(Figure data in JSON)
========================================================================

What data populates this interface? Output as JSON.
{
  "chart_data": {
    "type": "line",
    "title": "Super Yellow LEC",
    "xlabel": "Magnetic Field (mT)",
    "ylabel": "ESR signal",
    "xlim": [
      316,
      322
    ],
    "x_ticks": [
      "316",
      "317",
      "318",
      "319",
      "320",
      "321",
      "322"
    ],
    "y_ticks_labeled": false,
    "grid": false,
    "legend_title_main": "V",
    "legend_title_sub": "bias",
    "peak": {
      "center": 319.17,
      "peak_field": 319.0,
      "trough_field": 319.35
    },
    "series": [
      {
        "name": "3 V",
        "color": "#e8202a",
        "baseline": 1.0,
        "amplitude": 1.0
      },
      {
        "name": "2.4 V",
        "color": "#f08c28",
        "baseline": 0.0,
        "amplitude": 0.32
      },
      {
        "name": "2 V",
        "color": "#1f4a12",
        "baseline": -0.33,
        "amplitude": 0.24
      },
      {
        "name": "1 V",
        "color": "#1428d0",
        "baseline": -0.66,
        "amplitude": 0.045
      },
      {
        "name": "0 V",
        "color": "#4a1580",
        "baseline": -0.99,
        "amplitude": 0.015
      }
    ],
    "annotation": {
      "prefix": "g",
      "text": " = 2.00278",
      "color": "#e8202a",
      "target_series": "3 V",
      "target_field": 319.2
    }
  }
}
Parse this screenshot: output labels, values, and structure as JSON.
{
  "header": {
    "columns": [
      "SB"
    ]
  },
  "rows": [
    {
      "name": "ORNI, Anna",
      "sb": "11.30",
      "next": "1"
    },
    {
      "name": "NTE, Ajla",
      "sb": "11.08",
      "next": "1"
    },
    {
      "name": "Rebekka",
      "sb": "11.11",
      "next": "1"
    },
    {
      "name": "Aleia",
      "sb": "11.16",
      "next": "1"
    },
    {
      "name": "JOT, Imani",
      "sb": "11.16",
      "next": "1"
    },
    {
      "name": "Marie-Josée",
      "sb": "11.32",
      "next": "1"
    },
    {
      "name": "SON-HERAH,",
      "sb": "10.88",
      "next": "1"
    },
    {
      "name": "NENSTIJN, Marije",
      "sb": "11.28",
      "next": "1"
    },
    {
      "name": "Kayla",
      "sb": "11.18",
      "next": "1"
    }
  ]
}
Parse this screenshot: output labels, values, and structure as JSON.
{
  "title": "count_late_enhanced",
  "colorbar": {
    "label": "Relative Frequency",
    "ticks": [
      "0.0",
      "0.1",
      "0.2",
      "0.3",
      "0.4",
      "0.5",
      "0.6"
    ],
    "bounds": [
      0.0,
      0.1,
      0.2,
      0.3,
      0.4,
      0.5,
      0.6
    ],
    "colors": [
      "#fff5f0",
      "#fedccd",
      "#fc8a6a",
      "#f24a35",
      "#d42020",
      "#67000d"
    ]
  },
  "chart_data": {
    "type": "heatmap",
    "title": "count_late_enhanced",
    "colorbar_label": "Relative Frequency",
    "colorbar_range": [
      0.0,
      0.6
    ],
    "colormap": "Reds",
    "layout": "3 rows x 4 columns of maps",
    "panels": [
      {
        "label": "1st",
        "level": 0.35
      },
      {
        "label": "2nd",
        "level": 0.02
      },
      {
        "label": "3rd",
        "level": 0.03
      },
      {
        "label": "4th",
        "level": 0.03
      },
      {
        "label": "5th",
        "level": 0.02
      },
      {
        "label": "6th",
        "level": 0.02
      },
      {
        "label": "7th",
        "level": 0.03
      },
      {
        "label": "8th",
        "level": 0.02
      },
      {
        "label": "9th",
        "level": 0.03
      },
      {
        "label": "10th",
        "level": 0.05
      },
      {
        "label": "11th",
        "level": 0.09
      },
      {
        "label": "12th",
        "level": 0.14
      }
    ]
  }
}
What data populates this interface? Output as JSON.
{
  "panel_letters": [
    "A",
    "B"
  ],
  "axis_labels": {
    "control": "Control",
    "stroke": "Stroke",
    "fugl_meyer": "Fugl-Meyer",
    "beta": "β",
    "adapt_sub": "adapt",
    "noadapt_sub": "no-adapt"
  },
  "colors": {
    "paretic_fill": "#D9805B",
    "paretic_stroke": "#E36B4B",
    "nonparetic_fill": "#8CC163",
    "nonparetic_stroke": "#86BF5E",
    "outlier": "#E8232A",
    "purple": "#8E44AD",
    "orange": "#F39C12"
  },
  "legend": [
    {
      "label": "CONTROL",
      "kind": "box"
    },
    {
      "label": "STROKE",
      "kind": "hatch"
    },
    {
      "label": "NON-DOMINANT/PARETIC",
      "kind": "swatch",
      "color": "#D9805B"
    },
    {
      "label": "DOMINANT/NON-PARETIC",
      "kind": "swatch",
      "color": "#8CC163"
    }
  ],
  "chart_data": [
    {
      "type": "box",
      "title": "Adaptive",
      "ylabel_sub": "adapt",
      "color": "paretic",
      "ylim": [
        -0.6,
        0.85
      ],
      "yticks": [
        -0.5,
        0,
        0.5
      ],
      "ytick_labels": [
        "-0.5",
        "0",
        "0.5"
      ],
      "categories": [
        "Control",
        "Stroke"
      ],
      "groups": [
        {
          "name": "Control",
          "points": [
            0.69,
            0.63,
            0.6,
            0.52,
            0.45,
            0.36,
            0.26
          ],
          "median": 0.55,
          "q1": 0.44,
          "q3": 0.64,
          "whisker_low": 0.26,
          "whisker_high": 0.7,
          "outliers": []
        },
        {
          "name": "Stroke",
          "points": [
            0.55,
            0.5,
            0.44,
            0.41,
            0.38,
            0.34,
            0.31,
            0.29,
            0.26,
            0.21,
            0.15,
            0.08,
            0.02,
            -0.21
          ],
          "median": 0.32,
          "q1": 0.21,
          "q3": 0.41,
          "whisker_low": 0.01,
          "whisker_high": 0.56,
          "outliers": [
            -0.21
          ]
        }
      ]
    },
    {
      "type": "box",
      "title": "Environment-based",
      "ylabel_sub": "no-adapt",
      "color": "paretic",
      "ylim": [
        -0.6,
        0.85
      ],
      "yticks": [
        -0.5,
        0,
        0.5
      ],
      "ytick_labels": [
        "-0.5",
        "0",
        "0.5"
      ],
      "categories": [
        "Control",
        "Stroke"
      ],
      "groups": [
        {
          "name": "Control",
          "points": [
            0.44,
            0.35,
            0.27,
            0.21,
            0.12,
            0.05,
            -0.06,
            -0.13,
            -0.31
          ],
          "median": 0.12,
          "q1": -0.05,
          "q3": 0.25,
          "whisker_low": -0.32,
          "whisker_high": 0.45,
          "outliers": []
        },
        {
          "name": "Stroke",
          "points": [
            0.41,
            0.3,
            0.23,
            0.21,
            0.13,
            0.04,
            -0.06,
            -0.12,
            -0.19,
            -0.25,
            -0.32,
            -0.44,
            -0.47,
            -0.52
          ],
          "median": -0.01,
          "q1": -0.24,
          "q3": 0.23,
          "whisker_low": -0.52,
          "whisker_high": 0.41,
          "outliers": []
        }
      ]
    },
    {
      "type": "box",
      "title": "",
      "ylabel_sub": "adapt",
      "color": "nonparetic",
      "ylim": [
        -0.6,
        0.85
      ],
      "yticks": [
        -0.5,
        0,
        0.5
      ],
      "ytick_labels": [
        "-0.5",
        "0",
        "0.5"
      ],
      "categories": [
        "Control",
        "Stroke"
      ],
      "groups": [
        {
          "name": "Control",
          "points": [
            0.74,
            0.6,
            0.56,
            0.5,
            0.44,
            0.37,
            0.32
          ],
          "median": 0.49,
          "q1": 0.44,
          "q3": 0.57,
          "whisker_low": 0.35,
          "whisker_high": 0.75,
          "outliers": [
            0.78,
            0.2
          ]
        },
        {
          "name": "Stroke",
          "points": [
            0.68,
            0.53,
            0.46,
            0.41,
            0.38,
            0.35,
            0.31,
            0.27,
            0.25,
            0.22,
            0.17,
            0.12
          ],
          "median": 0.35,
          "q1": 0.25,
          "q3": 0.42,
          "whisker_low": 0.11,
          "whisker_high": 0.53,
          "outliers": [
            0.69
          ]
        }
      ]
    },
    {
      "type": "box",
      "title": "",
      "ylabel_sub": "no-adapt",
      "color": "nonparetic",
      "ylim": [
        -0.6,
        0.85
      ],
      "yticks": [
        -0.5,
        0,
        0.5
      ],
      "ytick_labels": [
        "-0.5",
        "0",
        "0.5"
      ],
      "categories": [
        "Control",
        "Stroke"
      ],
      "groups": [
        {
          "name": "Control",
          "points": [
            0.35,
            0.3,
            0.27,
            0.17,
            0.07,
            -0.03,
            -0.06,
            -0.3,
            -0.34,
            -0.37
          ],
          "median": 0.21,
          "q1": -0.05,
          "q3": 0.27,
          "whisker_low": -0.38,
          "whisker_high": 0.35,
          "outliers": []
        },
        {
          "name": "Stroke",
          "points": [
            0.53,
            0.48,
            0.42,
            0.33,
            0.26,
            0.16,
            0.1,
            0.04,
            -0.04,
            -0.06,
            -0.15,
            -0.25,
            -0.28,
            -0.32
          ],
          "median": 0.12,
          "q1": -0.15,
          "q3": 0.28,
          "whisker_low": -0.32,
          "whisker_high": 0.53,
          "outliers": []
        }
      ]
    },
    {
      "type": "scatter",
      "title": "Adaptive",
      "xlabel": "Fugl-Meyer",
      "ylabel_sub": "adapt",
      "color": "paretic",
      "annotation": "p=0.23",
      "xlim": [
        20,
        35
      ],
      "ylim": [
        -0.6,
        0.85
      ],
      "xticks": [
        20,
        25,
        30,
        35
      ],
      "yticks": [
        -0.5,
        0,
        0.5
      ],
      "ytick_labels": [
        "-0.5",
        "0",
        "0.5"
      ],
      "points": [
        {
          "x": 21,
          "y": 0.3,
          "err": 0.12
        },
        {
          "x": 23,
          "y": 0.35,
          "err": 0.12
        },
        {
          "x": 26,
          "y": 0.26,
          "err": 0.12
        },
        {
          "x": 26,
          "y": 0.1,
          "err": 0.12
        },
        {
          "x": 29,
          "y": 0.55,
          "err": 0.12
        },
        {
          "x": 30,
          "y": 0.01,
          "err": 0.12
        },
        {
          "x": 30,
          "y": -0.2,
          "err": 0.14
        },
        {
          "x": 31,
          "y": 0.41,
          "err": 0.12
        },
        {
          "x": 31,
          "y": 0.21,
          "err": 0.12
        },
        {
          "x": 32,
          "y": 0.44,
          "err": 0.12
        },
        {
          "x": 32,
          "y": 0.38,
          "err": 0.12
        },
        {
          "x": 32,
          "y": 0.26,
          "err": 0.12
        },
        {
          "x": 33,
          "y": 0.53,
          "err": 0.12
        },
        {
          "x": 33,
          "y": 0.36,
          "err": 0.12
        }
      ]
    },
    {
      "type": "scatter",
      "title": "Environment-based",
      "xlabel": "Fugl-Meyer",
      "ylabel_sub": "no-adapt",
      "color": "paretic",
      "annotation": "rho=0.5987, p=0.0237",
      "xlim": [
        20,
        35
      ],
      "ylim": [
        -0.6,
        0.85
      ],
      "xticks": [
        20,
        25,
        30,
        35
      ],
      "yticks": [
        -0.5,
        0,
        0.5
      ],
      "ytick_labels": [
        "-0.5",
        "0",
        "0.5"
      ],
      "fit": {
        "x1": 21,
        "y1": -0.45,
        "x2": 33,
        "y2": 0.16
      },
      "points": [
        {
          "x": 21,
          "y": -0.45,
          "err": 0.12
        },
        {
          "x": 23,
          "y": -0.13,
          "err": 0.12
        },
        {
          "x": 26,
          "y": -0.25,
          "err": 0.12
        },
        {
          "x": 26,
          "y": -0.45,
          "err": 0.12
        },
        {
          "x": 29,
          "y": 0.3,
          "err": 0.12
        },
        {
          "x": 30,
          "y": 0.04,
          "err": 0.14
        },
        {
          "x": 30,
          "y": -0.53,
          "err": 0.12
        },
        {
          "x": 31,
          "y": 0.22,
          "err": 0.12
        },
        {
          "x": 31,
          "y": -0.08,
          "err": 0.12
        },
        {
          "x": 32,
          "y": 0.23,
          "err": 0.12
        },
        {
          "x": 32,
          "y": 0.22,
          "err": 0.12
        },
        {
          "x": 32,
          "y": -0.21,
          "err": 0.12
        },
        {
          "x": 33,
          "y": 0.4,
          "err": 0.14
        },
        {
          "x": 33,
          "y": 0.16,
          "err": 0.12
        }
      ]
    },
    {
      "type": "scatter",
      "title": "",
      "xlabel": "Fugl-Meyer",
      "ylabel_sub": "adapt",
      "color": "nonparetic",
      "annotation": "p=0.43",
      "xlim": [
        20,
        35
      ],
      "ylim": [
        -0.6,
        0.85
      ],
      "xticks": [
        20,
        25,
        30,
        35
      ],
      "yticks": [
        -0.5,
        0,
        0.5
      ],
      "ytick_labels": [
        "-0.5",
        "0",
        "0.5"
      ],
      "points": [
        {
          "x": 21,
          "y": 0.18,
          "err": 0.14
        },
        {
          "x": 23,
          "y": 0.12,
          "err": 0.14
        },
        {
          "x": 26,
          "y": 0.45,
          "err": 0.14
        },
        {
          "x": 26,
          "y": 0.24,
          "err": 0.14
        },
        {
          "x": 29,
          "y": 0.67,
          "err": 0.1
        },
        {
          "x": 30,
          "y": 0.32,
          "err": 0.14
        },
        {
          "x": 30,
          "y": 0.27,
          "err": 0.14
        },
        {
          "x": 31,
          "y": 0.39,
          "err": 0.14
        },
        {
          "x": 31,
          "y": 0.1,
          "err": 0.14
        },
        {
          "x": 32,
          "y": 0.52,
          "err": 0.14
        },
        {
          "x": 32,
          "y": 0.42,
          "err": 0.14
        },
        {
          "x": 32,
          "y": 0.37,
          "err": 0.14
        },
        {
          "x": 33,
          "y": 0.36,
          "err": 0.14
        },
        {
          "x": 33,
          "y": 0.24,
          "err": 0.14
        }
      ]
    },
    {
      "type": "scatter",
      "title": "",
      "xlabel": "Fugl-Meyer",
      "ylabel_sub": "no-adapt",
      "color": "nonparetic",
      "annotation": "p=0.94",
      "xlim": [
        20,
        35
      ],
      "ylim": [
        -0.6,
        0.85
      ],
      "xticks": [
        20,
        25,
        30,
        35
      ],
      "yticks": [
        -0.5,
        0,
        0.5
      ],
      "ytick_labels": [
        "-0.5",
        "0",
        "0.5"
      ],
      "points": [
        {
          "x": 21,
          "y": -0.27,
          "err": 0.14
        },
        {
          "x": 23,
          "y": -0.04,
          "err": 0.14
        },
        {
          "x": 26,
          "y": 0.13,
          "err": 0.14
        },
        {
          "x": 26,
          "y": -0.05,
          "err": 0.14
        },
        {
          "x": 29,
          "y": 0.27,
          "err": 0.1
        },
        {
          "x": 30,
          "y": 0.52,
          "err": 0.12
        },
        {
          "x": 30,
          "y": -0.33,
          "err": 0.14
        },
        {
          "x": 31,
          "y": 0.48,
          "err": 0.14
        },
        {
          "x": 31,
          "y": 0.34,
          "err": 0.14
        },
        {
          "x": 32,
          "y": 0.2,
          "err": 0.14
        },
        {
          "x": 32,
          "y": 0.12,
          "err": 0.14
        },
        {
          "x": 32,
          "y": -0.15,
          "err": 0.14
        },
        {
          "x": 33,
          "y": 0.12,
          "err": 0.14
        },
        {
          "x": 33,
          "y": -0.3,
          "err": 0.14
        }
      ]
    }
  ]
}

========================================================================

◆ What is needed
Above are the records; copy every line in them that holds the word "Relative".

◆ Answer to this task
    "label": "Relative Frequency",
    "colorbar_label": "Relative Frequency",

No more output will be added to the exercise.